Written task:
Go through the material below and copy each line where the word "from" appears.

## start

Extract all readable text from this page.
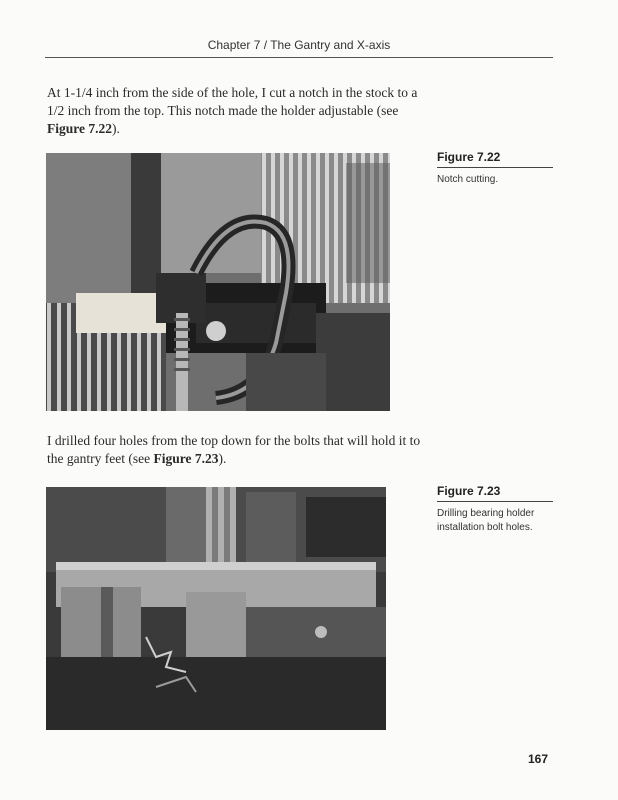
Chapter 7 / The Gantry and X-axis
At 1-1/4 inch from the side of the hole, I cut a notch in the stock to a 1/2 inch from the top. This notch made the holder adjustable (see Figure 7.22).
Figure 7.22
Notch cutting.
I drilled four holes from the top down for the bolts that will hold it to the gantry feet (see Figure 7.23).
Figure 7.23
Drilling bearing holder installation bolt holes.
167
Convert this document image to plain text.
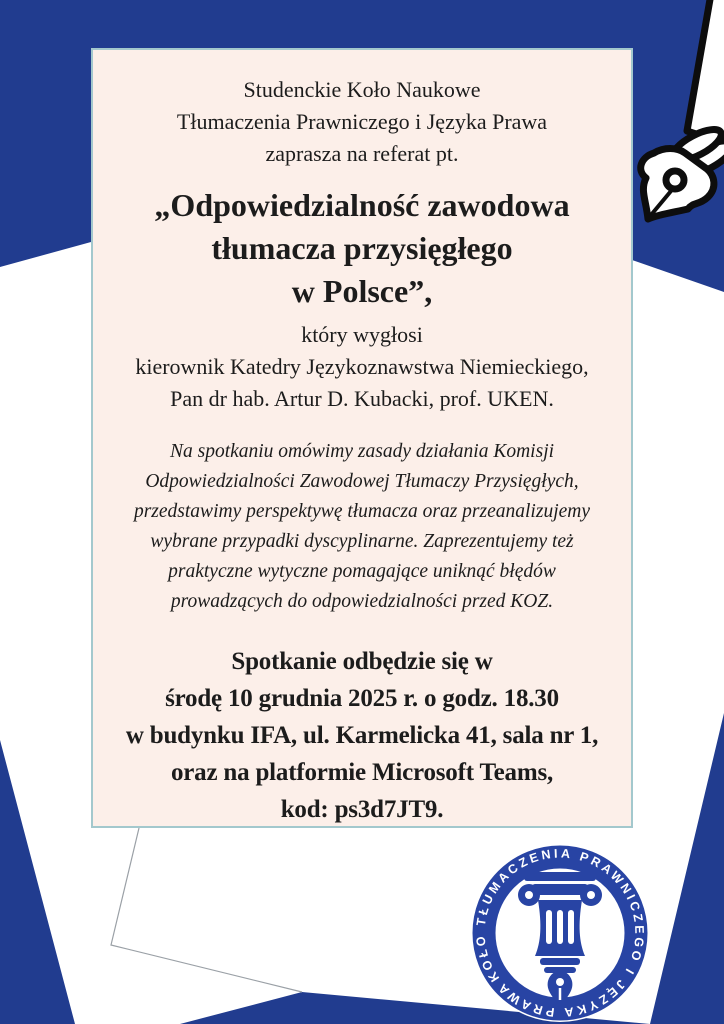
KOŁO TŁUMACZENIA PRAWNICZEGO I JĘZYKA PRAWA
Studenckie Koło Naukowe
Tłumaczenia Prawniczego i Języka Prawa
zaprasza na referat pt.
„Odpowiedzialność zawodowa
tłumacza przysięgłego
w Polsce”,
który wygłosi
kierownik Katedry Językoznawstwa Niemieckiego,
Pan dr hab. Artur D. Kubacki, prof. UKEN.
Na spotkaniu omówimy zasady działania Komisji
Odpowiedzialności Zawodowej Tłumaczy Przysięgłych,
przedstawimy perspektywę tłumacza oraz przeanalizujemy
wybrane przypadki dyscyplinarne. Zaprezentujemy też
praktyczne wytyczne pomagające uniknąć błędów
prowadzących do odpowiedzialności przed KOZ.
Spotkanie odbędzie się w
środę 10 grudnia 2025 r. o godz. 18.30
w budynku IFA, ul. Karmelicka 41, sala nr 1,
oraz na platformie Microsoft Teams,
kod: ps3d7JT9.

## end
## start

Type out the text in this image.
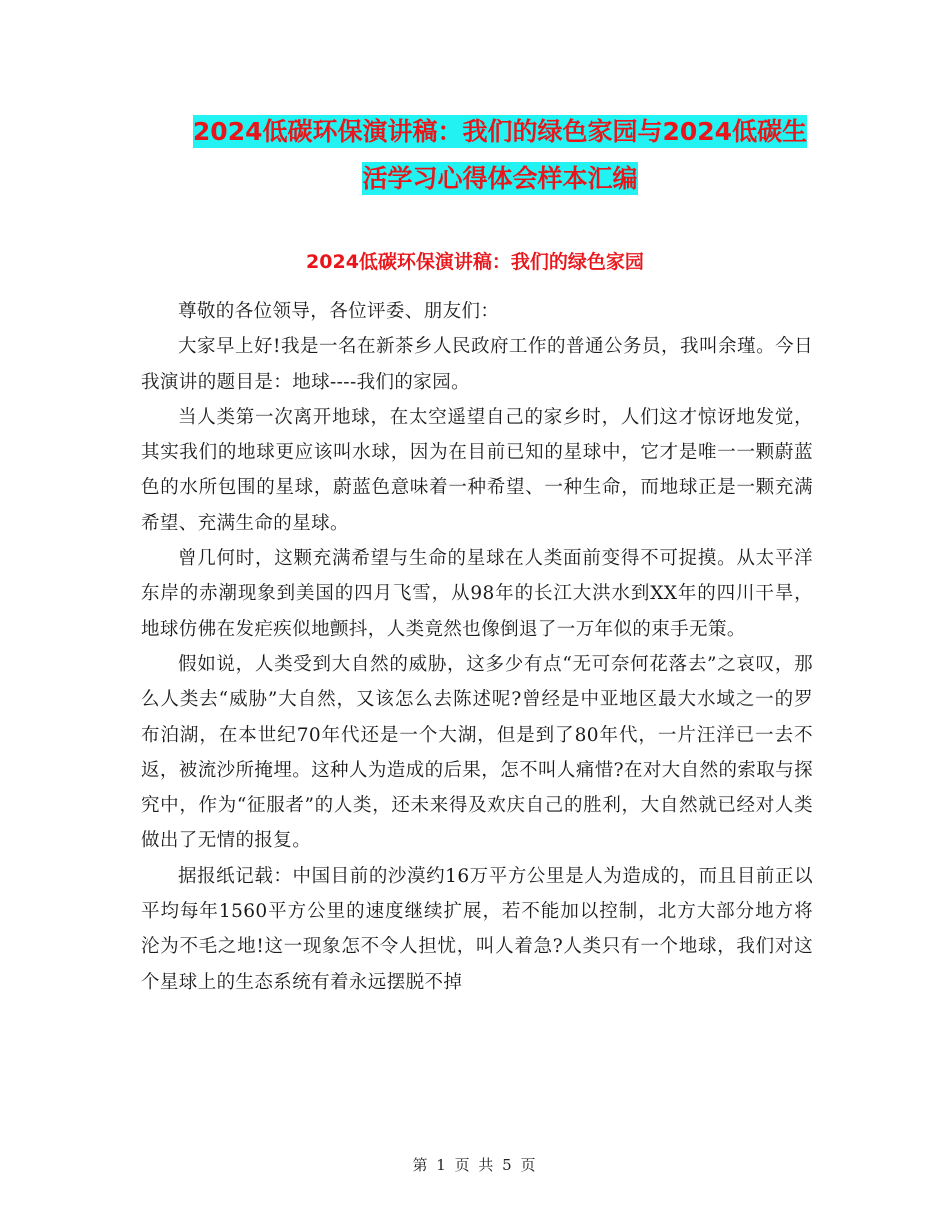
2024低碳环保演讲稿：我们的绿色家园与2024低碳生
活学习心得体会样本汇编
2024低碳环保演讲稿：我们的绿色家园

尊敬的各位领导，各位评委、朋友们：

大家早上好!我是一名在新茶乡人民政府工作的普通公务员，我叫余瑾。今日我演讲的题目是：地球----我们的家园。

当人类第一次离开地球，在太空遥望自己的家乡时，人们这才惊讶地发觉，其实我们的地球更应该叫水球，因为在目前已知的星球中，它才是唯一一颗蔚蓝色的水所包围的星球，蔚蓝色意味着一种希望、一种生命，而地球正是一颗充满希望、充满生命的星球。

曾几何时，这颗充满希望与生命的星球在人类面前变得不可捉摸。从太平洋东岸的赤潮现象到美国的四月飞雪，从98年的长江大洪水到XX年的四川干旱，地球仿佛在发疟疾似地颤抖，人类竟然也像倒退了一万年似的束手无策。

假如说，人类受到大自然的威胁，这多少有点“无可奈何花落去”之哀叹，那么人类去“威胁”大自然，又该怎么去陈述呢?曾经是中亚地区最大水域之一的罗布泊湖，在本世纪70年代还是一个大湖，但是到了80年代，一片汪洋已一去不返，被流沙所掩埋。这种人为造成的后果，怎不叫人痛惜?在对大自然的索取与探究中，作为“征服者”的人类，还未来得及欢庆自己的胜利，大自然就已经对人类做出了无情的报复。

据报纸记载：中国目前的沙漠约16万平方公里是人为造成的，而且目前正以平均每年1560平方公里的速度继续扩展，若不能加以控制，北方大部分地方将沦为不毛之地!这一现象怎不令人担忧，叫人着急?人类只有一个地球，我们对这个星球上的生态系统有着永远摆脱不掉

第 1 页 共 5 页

## end

Written solution:
Extract all readable text from this page.
At 1-1/4 inch from the side of the hole, I cut a notch in the stock to a 1/2 inch from the top. This notch made the holder adjustable (see Figure 7.22).
I drilled four holes from the top down for the bolts that will hold it to the gantry feet (see Figure 7.23).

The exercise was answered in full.